-- Data to use --
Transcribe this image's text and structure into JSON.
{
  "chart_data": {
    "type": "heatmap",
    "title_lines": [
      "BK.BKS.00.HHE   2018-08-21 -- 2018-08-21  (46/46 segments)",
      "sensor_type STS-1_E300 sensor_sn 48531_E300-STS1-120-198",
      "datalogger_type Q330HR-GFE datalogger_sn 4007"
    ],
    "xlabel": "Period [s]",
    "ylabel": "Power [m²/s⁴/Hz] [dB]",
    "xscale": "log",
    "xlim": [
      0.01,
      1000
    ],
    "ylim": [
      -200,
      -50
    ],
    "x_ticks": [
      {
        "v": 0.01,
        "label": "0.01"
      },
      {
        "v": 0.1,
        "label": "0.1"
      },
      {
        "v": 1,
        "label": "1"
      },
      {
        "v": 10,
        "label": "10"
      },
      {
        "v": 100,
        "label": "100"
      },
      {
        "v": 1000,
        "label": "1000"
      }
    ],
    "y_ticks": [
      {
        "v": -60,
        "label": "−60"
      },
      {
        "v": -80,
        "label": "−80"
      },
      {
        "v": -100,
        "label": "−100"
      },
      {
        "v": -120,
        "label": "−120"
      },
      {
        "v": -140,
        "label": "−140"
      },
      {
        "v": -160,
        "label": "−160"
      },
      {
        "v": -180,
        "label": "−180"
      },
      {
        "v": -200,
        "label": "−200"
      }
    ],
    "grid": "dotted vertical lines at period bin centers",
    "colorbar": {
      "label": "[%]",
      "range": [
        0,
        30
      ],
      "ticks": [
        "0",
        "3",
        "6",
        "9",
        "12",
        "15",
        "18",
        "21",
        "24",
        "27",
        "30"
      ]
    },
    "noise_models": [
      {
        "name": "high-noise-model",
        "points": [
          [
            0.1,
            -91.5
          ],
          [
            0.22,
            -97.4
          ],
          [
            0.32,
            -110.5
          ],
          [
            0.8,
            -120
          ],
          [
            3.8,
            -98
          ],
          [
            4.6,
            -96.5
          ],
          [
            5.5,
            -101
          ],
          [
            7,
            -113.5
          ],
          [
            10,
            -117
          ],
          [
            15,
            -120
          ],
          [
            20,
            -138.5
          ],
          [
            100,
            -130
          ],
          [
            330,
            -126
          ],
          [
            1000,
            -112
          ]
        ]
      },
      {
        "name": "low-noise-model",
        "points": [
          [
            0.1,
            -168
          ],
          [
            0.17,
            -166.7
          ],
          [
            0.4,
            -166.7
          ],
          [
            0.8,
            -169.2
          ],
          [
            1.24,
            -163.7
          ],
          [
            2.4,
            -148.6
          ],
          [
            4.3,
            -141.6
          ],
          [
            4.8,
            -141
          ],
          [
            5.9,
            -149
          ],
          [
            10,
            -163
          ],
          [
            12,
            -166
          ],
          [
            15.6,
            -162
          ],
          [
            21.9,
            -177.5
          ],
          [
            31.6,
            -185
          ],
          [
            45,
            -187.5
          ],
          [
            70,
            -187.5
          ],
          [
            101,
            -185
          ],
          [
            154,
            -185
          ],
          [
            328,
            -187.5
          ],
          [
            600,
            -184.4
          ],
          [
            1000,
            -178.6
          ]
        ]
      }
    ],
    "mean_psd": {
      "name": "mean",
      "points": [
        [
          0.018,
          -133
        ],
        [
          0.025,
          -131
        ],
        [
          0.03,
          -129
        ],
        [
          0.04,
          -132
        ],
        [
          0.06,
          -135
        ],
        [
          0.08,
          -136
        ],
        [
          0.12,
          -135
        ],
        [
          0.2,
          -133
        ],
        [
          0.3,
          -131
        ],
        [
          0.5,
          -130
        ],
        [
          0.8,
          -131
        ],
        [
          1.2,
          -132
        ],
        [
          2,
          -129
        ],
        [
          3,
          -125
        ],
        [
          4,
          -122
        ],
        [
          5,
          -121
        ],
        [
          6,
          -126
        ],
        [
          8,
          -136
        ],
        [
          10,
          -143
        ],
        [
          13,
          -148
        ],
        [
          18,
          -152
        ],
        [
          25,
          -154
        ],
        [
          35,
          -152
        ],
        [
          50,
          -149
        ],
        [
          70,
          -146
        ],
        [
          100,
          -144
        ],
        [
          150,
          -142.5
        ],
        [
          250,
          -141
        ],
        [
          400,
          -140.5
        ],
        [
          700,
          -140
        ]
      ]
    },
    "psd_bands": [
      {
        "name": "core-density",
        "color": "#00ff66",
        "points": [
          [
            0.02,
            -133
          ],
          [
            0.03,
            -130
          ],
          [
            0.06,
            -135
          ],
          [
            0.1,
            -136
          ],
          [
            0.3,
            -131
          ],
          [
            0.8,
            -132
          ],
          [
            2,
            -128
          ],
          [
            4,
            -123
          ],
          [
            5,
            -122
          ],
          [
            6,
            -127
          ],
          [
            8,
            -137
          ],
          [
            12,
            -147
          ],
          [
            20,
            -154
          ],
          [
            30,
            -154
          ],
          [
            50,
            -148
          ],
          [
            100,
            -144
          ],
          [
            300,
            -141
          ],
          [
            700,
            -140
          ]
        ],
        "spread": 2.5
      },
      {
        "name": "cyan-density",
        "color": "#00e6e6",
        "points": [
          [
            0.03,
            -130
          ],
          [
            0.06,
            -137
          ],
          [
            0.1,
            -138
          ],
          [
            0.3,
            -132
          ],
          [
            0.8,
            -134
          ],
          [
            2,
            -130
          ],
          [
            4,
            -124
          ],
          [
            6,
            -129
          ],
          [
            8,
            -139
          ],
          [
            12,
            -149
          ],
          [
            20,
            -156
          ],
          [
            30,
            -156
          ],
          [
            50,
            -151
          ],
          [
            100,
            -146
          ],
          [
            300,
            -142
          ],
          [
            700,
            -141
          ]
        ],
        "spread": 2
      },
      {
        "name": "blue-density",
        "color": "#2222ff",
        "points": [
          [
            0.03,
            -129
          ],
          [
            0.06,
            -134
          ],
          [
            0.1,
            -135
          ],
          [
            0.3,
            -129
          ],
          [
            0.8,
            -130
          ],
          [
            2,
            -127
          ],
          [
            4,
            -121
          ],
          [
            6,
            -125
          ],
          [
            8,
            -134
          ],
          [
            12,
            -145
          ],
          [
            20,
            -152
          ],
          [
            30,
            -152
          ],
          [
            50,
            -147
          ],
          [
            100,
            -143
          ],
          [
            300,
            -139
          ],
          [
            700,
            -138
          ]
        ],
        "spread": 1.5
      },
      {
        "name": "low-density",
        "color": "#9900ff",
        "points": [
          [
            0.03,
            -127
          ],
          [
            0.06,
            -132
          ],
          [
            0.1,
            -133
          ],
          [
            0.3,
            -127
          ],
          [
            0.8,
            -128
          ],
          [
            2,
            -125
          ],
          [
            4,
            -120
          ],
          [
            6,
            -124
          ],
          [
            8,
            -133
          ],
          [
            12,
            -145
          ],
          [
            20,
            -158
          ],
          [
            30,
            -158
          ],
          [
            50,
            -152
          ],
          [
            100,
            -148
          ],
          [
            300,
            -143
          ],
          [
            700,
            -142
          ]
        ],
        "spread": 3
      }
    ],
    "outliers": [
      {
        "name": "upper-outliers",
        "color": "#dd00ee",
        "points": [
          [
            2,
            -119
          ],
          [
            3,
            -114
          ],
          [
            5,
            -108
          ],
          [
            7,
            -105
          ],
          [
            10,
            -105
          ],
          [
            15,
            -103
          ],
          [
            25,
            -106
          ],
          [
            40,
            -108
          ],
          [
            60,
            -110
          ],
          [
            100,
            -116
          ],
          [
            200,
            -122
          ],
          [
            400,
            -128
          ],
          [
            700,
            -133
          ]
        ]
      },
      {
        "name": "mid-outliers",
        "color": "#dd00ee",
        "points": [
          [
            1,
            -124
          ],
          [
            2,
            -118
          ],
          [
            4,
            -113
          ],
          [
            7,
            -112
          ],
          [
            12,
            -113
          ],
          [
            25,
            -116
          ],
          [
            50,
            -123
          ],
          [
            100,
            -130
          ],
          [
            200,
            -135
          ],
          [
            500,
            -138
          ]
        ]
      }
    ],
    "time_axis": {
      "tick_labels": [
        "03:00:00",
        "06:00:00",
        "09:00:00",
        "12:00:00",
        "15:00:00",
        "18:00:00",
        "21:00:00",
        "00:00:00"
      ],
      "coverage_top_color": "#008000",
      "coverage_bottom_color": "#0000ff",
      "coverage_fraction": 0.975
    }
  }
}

-- Exercise brief --
Return each line among the entries that holds the word "spread".

-- Right answer --
        "spread": 2.5
        "spread": 2
        "spread": 1.5
        "spread": 3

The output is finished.